* [Challenge]
Look for the string "Welcome" and copy every line that has it.

* [Records for the task]

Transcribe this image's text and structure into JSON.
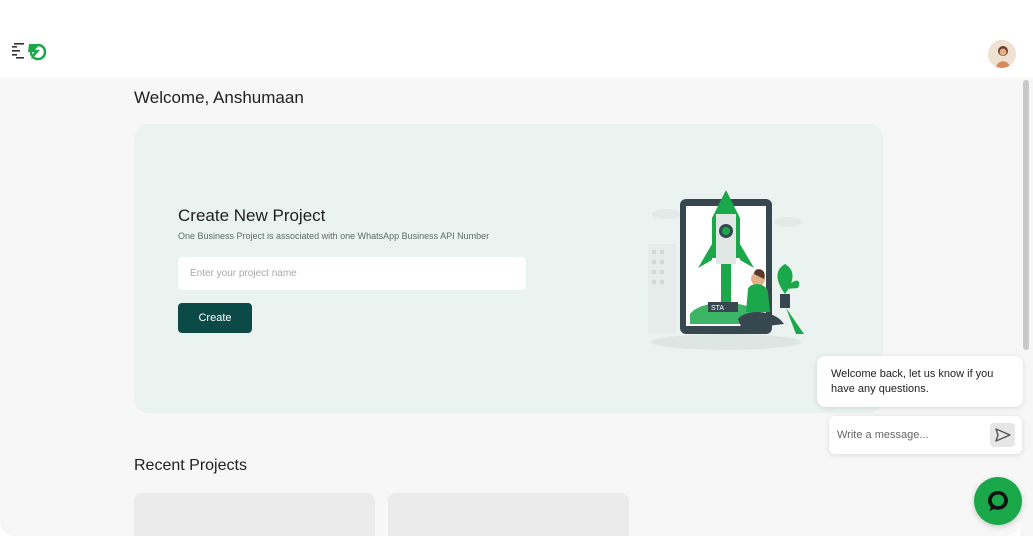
{
  "header": {
    "logo_icon": "lightning-menu-logo-icon",
    "avatar_icon": "user-avatar-icon"
  },
  "main": {
    "welcome_text": "Welcome, Anshumaan",
    "hero": {
      "title": "Create New Project",
      "subtitle": "One Business Project is associated with one WhatsApp Business API Number",
      "input_placeholder": "Enter your project name",
      "input_value": "",
      "create_label": "Create",
      "illustration_start_label": "STA"
    },
    "recent": {
      "title": "Recent Projects",
      "cards": [
        "",
        ""
      ]
    }
  },
  "chat": {
    "welcome_message": "Welcome back, let us know if you have any questions.",
    "input_placeholder": "Write a message...",
    "send_icon": "send-arrow-icon",
    "launcher_icon": "chat-bubble-icon"
  },
  "colors": {
    "brand_green": "#1aa84b",
    "button_dark": "#0c4a47",
    "hero_bg": "#ebf3f1",
    "page_bg": "#f7f7f7"
  }
}
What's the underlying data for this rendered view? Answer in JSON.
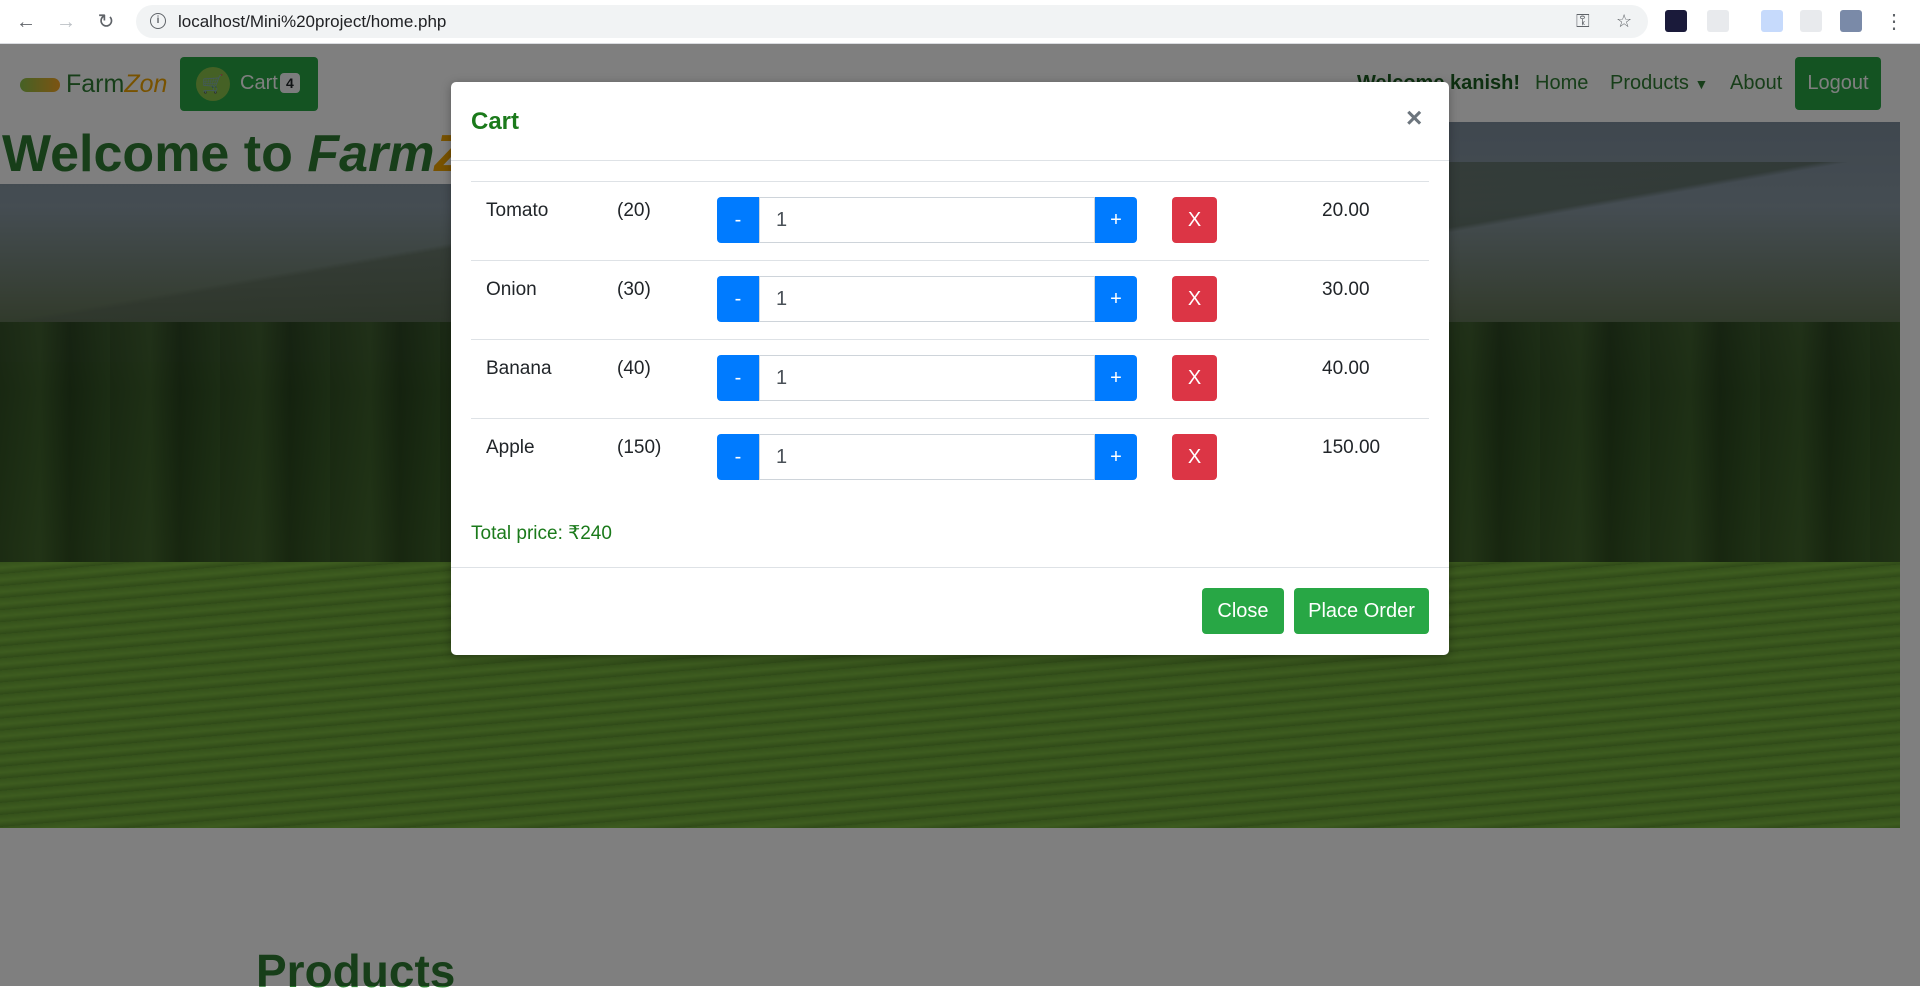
{
  "browser": {
    "url": "localhost/Mini%20project/home.php",
    "back_icon": "arrow-left-icon",
    "forward_icon": "arrow-right-icon",
    "reload_icon": "reload-icon"
  },
  "navbar": {
    "brand_prefix": "Farm",
    "brand_suffix": "Zon",
    "cart_label": "Cart",
    "cart_count": "4",
    "welcome": "Welcome kanish!",
    "links": [
      "Home",
      "Products",
      "About"
    ],
    "logout": "Logout"
  },
  "hero": {
    "title_prefix": "Welcome to ",
    "title_farm": "Farm",
    "title_zon": "Zon"
  },
  "products_heading": "Products",
  "modal": {
    "title": "Cart",
    "close_symbol": "×",
    "items": [
      {
        "name": "Tomato",
        "unit_price": "(20)",
        "minus": "-",
        "qty": "1",
        "plus": "+",
        "remove": "X",
        "total": "20.00"
      },
      {
        "name": "Onion",
        "unit_price": "(30)",
        "minus": "-",
        "qty": "1",
        "plus": "+",
        "remove": "X",
        "total": "30.00"
      },
      {
        "name": "Banana",
        "unit_price": "(40)",
        "minus": "-",
        "qty": "1",
        "plus": "+",
        "remove": "X",
        "total": "40.00"
      },
      {
        "name": "Apple",
        "unit_price": "(150)",
        "minus": "-",
        "qty": "1",
        "plus": "+",
        "remove": "X",
        "total": "150.00"
      }
    ],
    "total_price": "Total price: ₹240",
    "close_button": "Close",
    "place_order_button": "Place Order"
  },
  "colors": {
    "primary": "#007bff",
    "success": "#28a745",
    "danger": "#dc3545",
    "brand_green": "#2e7d32",
    "brand_orange": "#f0a500"
  }
}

* [Written response]
    "welcome_text": "Welcome, Anshumaan",
    "welcome_message": "Welcome back, let us know if you have any questions.",
    "welcome": "Welcome kanish!",
    "title_prefix": "Welcome to ",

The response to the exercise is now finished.